**EXERCISE:** Write out the records below word for word, please.

**GIVEN DATA:**
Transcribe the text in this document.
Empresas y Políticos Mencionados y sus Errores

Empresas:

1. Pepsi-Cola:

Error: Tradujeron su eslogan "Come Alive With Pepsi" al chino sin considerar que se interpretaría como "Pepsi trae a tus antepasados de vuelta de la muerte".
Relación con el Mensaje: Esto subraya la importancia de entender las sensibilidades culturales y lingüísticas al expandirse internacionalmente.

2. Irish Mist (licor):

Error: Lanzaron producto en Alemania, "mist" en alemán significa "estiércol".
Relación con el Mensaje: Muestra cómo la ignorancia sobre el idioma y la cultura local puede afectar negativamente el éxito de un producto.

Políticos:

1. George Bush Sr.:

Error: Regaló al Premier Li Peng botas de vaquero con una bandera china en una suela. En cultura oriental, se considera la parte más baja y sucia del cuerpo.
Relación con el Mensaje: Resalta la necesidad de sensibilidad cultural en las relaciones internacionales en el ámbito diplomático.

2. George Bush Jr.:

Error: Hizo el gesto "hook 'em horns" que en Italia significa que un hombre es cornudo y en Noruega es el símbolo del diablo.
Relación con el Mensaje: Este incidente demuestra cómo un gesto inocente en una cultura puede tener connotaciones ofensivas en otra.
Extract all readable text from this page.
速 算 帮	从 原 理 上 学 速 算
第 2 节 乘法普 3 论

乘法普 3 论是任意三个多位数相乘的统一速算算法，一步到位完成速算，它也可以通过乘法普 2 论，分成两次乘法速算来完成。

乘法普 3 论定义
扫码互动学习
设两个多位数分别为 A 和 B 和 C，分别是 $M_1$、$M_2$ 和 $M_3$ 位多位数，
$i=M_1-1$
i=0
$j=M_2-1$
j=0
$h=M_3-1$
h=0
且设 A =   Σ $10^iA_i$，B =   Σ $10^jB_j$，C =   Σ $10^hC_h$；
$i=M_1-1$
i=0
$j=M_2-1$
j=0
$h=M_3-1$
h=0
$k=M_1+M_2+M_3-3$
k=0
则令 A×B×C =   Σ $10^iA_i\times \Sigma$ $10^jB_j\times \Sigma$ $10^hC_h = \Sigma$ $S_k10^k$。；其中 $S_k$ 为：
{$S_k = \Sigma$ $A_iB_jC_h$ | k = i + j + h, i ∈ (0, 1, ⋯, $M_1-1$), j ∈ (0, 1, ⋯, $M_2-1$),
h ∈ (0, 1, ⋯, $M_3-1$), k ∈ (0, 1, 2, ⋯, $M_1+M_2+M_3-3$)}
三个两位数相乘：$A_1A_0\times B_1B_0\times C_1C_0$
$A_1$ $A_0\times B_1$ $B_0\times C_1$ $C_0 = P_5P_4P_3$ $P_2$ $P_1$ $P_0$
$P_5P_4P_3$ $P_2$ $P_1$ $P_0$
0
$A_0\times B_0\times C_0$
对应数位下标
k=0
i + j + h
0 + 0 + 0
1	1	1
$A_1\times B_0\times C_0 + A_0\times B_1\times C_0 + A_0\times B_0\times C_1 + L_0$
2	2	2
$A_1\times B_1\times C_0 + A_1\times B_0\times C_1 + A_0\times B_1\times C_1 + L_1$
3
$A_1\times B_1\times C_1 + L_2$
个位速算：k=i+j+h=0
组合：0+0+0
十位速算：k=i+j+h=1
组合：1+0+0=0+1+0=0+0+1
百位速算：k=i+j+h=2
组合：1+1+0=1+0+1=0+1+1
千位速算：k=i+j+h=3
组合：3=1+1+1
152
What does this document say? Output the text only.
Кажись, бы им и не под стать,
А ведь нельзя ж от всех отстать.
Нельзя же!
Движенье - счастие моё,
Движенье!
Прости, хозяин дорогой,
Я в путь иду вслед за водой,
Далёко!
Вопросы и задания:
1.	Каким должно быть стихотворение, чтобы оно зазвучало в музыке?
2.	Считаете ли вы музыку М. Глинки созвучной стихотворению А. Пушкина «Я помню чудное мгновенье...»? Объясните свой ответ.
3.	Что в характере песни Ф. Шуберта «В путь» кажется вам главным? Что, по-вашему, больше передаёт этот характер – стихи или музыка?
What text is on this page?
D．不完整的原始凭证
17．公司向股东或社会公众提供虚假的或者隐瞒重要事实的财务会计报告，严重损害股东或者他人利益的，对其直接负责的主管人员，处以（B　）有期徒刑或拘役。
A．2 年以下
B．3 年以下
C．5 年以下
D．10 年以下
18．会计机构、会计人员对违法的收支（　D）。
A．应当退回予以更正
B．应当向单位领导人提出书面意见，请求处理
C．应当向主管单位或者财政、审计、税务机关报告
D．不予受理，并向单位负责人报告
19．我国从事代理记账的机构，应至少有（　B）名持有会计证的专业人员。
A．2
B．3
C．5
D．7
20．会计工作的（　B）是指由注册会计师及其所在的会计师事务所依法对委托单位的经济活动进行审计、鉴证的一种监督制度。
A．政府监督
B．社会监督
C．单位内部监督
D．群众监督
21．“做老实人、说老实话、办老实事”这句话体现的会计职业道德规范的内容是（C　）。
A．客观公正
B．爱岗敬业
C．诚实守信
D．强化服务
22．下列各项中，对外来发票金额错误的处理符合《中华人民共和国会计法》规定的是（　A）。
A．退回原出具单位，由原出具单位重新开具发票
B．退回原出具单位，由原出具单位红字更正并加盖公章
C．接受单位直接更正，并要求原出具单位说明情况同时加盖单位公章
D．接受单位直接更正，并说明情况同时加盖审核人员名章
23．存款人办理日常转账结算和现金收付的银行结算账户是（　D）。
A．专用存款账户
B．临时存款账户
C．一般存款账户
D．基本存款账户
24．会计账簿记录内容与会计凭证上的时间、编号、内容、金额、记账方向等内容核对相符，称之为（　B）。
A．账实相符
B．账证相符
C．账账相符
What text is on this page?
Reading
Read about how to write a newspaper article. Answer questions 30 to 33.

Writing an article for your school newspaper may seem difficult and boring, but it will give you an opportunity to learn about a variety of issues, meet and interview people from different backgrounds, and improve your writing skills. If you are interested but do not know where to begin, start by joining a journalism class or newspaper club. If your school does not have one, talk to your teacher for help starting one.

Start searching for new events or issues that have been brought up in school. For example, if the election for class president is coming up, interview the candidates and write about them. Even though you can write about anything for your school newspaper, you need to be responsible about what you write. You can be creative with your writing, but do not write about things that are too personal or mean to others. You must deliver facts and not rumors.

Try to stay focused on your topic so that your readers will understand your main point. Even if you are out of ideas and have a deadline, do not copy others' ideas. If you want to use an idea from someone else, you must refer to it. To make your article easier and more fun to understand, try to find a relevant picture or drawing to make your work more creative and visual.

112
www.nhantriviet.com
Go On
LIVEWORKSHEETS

**FINISHED ANSWER:**
Transcribe the text in this document.
Empresas y Políticos Mencionados y sus Errores

Empresas:

1. Pepsi-Cola:

Error: Tradujeron su eslogan "Come Alive With Pepsi" al chino sin considerar que se interpretaría como "Pepsi trae a tus antepasados de vuelta de la muerte".
Relación con el Mensaje: Esto subraya la importancia de entender las sensibilidades culturales y lingüísticas al expandirse internacionalmente.

2. Irish Mist (licor):

Error: Lanzaron producto en Alemania, "mist" en alemán significa "estiércol".
Relación con el Mensaje: Muestra cómo la ignorancia sobre el idioma y la cultura local puede afectar negativamente el éxito de un producto.

Políticos:

1. George Bush Sr.:

Error: Regaló al Premier Li Peng botas de vaquero con una bandera china en una suela. En cultura oriental, se considera la parte más baja y sucia del cuerpo.
Relación con el Mensaje: Resalta la necesidad de sensibilidad cultural en las relaciones internacionales en el ámbito diplomático.

2. George Bush Jr.:

Error: Hizo el gesto "hook 'em horns" que en Italia significa que un hombre es cornudo y en Noruega es el símbolo del diablo.
Relación con el Mensaje: Este incidente demuestra cómo un gesto inocente en una cultura puede tener connotaciones ofensivas en otra.
Extract all readable text from this page.
速 算 帮	从 原 理 上 学 速 算
第 2 节 乘法普 3 论

乘法普 3 论是任意三个多位数相乘的统一速算算法，一步到位完成速算，它也可以通过乘法普 2 论，分成两次乘法速算来完成。

乘法普 3 论定义
扫码互动学习
设两个多位数分别为 A 和 B 和 C，分别是 $M_1$、$M_2$ 和 $M_3$ 位多位数，
$i=M_1-1$
i=0
$j=M_2-1$
j=0
$h=M_3-1$
h=0
且设 A =   Σ $10^iA_i$，B =   Σ $10^jB_j$，C =   Σ $10^hC_h$；
$i=M_1-1$
i=0
$j=M_2-1$
j=0
$h=M_3-1$
h=0
$k=M_1+M_2+M_3-3$
k=0
则令 A×B×C =   Σ $10^iA_i\times \Sigma$ $10^jB_j\times \Sigma$ $10^hC_h = \Sigma$ $S_k10^k$。；其中 $S_k$ 为：
{$S_k = \Sigma$ $A_iB_jC_h$ | k = i + j + h, i ∈ (0, 1, ⋯, $M_1-1$), j ∈ (0, 1, ⋯, $M_2-1$),
h ∈ (0, 1, ⋯, $M_3-1$), k ∈ (0, 1, 2, ⋯, $M_1+M_2+M_3-3$)}
三个两位数相乘：$A_1A_0\times B_1B_0\times C_1C_0$
$A_1$ $A_0\times B_1$ $B_0\times C_1$ $C_0 = P_5P_4P_3$ $P_2$ $P_1$ $P_0$
$P_5P_4P_3$ $P_2$ $P_1$ $P_0$
0
$A_0\times B_0\times C_0$
对应数位下标
k=0
i + j + h
0 + 0 + 0
1	1	1
$A_1\times B_0\times C_0 + A_0\times B_1\times C_0 + A_0\times B_0\times C_1 + L_0$
2	2	2
$A_1\times B_1\times C_0 + A_1\times B_0\times C_1 + A_0\times B_1\times C_1 + L_1$
3
$A_1\times B_1\times C_1 + L_2$
个位速算：k=i+j+h=0
组合：0+0+0
十位速算：k=i+j+h=1
组合：1+0+0=0+1+0=0+0+1
百位速算：k=i+j+h=2
组合：1+1+0=1+0+1=0+1+1
千位速算：k=i+j+h=3
组合：3=1+1+1
152
What does this document say? Output the text only.
Кажись, бы им и не под стать,
А ведь нельзя ж от всех отстать.
Нельзя же!
Движенье - счастие моё,
Движенье!
Прости, хозяин дорогой,
Я в путь иду вслед за водой,
Далёко!
Вопросы и задания:
1.	Каким должно быть стихотворение, чтобы оно зазвучало в музыке?
2.	Считаете ли вы музыку М. Глинки созвучной стихотворению А. Пушкина «Я помню чудное мгновенье...»? Объясните свой ответ.
3.	Что в характере песни Ф. Шуберта «В путь» кажется вам главным? Что, по-вашему, больше передаёт этот характер – стихи или музыка?
What text is on this page?
D．不完整的原始凭证
17．公司向股东或社会公众提供虚假的或者隐瞒重要事实的财务会计报告，严重损害股东或者他人利益的，对其直接负责的主管人员，处以（B　）有期徒刑或拘役。
A．2 年以下
B．3 年以下
C．5 年以下
D．10 年以下
18．会计机构、会计人员对违法的收支（　D）。
A．应当退回予以更正
B．应当向单位领导人提出书面意见，请求处理
C．应当向主管单位或者财政、审计、税务机关报告
D．不予受理，并向单位负责人报告
19．我国从事代理记账的机构，应至少有（　B）名持有会计证的专业人员。
A．2
B．3
C．5
D．7
20．会计工作的（　B）是指由注册会计师及其所在的会计师事务所依法对委托单位的经济活动进行审计、鉴证的一种监督制度。
A．政府监督
B．社会监督
C．单位内部监督
D．群众监督
21．“做老实人、说老实话、办老实事”这句话体现的会计职业道德规范的内容是（C　）。
A．客观公正
B．爱岗敬业
C．诚实守信
D．强化服务
22．下列各项中，对外来发票金额错误的处理符合《中华人民共和国会计法》规定的是（　A）。
A．退回原出具单位，由原出具单位重新开具发票
B．退回原出具单位，由原出具单位红字更正并加盖公章
C．接受单位直接更正，并要求原出具单位说明情况同时加盖单位公章
D．接受单位直接更正，并说明情况同时加盖审核人员名章
23．存款人办理日常转账结算和现金收付的银行结算账户是（　D）。
A．专用存款账户
B．临时存款账户
C．一般存款账户
D．基本存款账户
24．会计账簿记录内容与会计凭证上的时间、编号、内容、金额、记账方向等内容核对相符，称之为（　B）。
A．账实相符
B．账证相符
C．账账相符
What text is on this page?
Reading
Read about how to write a newspaper article. Answer questions 30 to 33.

Writing an article for your school newspaper may seem difficult and boring, but it will give you an opportunity to learn about a variety of issues, meet and interview people from different backgrounds, and improve your writing skills. If you are interested but do not know where to begin, start by joining a journalism class or newspaper club. If your school does not have one, talk to your teacher for help starting one.

Start searching for new events or issues that have been brought up in school. For example, if the election for class president is coming up, interview the candidates and write about them. Even though you can write about anything for your school newspaper, you need to be responsible about what you write. You can be creative with your writing, but do not write about things that are too personal or mean to others. You must deliver facts and not rumors.

Try to stay focused on your topic so that your readers will understand your main point. Even if you are out of ideas and have a deadline, do not copy others' ideas. If you want to use an idea from someone else, you must refer to it. To make your article easier and more fun to understand, try to find a relevant picture or drawing to make your work more creative and visual.

112
www.nhantriviet.com
Go On
LIVEWORKSHEETS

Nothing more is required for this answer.